§ Work instructions:
Extract every line of the listing below that contains the string "hinge".

§ Provided records:
---*---

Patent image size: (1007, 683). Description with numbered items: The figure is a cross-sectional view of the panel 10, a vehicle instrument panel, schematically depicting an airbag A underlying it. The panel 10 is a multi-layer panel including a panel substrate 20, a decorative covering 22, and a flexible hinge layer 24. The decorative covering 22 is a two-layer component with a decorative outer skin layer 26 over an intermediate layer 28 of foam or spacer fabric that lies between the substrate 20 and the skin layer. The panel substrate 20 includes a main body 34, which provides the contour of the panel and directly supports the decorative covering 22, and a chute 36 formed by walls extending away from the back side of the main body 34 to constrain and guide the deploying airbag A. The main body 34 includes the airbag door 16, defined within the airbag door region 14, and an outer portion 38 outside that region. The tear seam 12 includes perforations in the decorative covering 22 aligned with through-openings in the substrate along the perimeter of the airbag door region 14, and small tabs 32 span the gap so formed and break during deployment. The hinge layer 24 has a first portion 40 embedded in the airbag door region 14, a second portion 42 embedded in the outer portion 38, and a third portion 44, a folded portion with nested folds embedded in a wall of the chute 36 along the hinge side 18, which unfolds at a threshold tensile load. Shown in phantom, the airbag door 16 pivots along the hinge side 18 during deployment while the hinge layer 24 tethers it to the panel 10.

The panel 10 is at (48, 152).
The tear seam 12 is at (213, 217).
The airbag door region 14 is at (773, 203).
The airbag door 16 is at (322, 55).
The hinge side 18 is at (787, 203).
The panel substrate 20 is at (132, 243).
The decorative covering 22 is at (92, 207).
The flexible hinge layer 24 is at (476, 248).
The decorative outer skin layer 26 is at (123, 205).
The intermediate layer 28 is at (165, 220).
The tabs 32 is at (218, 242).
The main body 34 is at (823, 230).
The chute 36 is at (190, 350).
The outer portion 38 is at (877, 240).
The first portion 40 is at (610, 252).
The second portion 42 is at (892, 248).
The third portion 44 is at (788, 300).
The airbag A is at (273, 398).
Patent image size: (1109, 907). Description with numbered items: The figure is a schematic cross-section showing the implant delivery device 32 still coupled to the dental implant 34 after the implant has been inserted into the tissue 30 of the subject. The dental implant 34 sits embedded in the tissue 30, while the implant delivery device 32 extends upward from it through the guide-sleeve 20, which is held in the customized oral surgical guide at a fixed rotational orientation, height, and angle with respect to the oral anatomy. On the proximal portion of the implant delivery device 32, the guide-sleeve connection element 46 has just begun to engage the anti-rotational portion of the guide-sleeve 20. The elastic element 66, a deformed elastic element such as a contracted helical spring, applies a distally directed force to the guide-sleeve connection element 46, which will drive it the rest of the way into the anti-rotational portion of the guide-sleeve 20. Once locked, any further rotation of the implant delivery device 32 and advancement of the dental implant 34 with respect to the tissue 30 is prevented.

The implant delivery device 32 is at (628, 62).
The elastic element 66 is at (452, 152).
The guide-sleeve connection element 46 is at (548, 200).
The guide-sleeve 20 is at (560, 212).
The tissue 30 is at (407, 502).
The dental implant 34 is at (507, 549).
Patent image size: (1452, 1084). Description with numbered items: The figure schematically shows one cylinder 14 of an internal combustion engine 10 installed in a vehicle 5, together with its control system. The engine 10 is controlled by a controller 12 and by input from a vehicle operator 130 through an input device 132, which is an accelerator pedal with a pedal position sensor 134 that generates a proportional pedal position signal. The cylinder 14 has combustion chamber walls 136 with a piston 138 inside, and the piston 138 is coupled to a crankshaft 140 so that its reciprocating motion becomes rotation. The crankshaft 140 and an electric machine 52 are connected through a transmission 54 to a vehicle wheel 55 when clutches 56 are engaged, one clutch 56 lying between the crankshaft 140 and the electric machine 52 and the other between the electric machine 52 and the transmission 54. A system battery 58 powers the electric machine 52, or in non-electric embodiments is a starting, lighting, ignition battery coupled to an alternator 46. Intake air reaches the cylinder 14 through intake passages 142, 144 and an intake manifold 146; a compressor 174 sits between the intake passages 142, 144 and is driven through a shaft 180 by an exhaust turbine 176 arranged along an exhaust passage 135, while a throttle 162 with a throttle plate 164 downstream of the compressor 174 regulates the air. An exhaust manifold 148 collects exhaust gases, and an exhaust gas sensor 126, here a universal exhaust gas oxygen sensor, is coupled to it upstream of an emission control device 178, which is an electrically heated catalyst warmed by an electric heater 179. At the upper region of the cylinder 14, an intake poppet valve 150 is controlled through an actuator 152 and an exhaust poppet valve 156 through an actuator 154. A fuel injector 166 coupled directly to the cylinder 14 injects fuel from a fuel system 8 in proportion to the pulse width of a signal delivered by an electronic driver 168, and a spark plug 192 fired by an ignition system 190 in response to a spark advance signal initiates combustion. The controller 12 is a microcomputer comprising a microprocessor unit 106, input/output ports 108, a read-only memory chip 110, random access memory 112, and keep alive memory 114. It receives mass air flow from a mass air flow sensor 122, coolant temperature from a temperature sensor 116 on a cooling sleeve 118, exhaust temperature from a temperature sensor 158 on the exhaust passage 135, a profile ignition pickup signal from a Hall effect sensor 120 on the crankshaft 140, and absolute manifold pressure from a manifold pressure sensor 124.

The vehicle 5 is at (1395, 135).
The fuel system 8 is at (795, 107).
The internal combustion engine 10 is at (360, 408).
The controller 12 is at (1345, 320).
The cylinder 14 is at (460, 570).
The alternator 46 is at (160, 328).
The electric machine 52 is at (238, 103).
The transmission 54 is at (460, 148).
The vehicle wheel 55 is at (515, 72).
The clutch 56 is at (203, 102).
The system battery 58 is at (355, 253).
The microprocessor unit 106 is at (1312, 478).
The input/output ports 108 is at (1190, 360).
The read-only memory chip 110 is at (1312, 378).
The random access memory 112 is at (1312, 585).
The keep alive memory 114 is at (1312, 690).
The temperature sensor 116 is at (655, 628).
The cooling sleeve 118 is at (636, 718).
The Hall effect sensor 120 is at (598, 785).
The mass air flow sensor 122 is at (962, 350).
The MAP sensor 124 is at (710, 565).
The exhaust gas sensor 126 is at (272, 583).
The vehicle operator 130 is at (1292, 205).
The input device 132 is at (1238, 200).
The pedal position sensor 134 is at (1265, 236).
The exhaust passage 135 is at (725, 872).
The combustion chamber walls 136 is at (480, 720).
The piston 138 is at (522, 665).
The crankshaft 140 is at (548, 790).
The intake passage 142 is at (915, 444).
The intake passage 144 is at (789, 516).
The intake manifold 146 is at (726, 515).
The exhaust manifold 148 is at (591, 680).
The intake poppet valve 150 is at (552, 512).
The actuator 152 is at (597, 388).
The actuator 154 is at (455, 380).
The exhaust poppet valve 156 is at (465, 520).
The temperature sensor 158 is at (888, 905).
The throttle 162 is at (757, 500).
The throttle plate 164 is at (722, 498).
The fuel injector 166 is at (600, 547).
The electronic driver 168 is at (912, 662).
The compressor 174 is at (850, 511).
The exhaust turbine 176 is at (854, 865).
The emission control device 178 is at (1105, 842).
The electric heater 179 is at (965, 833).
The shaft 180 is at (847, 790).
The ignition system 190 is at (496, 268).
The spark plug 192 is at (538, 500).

---*---

§ Result of the exercise:
Patent image size: (1007, 683). Description with numbered items: The figure is a cross-sectional view of the panel 10, a vehicle instrument panel, schematically depicting an airbag A underlying it. The panel 10 is a multi-layer panel including a panel substrate 20, a decorative covering 22, and a flexible hinge layer 24. The decorative covering 22 is a two-layer component with a decorative outer skin layer 26 over an intermediate layer 28 of foam or spacer fabric that lies between the substrate 20 and the skin layer. The panel substrate 20 includes a main body 34, which provides the contour of the panel and directly supports the decorative covering 22, and a chute 36 formed by walls extending away from the back side of the main body 34 to constrain and guide the deploying airbag A. The main body 34 includes the airbag door 16, defined within the airbag door region 14, and an outer portion 38 outside that region. The tear seam 12 includes perforations in the decorative covering 22 aligned with through-openings in the substrate along the perimeter of the airbag door region 14, and small tabs 32 span the gap so formed and break during deployment. The hinge layer 24 has a first portion 40 embedded in the airbag door region 14, a second portion 42 embedded in the outer portion 38, and a third portion 44, a folded portion with nested folds embedded in a wall of the chute 36 along the hinge side 18, which unfolds at a threshold tensile load. Shown in phantom, the airbag door 16 pivots along the hinge side 18 during deployment while the hinge layer 24 tethers it to the panel 10.
The hinge side 18 is at (787, 203).
The flexible hinge layer 24 is at (476, 248).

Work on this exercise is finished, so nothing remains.